* [The exercise]: Images are not part of the copy; transcribe all the data exactly.

* [Entries from a dataset]:

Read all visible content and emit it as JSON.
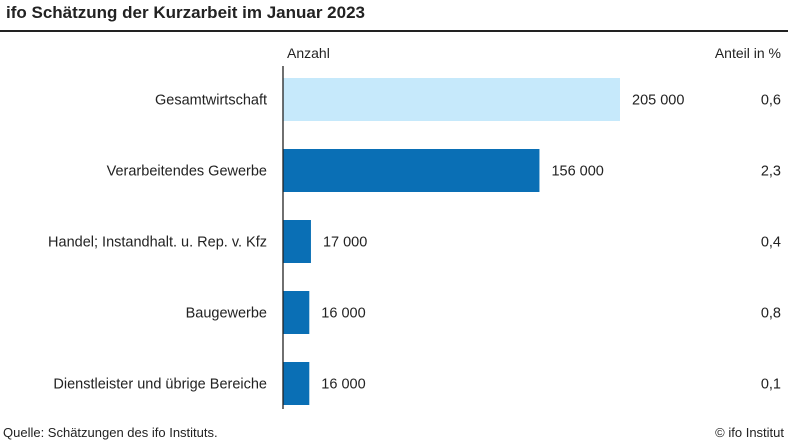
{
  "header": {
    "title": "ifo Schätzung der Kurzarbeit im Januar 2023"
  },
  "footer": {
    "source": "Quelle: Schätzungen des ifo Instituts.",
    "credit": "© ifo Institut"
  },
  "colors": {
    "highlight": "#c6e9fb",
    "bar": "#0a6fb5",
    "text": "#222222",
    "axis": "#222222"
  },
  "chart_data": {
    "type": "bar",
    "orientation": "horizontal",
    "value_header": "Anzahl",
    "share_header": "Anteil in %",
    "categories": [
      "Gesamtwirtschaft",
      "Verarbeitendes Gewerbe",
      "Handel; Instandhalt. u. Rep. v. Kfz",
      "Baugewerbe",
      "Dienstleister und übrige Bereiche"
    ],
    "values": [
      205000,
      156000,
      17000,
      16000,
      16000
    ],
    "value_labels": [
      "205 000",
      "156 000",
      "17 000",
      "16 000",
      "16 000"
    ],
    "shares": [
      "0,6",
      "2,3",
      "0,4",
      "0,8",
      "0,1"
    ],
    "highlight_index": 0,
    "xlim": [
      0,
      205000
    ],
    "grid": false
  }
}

* [The output]:
Read all visible content and emit it as JSON.
{
  "header": {
    "title": "ifo Schätzung der Kurzarbeit im Januar 2023"
  },
  "footer": {
    "source": "Quelle: Schätzungen des ifo Instituts.",
    "credit": "© ifo Institut"
  },
  "colors": {
    "highlight": "#c6e9fb",
    "bar": "#0a6fb5",
    "text": "#222222",
    "axis": "#222222"
  },
  "chart_data": {
    "type": "bar",
    "orientation": "horizontal",
    "value_header": "Anzahl",
    "share_header": "Anteil in %",
    "categories": [
      "Gesamtwirtschaft",
      "Verarbeitendes Gewerbe",
      "Handel; Instandhalt. u. Rep. v. Kfz",
      "Baugewerbe",
      "Dienstleister und übrige Bereiche"
    ],
    "values": [
      205000,
      156000,
      17000,
      16000,
      16000
    ],
    "value_labels": [
      "205 000",
      "156 000",
      "17 000",
      "16 000",
      "16 000"
    ],
    "shares": [
      "0,6",
      "2,3",
      "0,4",
      "0,8",
      "0,1"
    ],
    "highlight_index": 0,
    "xlim": [
      0,
      205000
    ],
    "grid": false
  }
}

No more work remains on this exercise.